◆ Problem statement ◆
Go through the listing and write out all of it exactly.
____
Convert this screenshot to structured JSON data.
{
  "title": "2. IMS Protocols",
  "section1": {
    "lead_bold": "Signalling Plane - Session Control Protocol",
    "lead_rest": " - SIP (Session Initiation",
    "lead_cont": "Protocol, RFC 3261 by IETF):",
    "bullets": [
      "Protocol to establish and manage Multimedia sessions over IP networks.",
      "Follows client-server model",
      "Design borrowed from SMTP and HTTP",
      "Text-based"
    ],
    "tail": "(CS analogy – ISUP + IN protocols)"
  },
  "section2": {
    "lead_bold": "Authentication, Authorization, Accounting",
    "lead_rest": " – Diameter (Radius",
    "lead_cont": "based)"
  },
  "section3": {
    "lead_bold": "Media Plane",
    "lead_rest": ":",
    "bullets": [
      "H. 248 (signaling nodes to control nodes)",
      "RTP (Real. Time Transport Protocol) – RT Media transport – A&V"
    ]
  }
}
____
◆ Solution to this problem ◆
Convert this screenshot to structured JSON data.
{
  "title": "2. IMS Protocols",
  "section1": {
    "lead_bold": "Signalling Plane - Session Control Protocol",
    "lead_rest": " - SIP (Session Initiation",
    "lead_cont": "Protocol, RFC 3261 by IETF):",
    "bullets": [
      "Protocol to establish and manage Multimedia sessions over IP networks.",
      "Follows client-server model",
      "Design borrowed from SMTP and HTTP",
      "Text-based"
    ],
    "tail": "(CS analogy – ISUP + IN protocols)"
  },
  "section2": {
    "lead_bold": "Authentication, Authorization, Accounting",
    "lead_rest": " – Diameter (Radius",
    "lead_cont": "based)"
  },
  "section3": {
    "lead_bold": "Media Plane",
    "lead_rest": ":",
    "bullets": [
      "H. 248 (signaling nodes to control nodes)",
      "RTP (Real. Time Transport Protocol) – RT Media transport – A&V"
    ]
  }
}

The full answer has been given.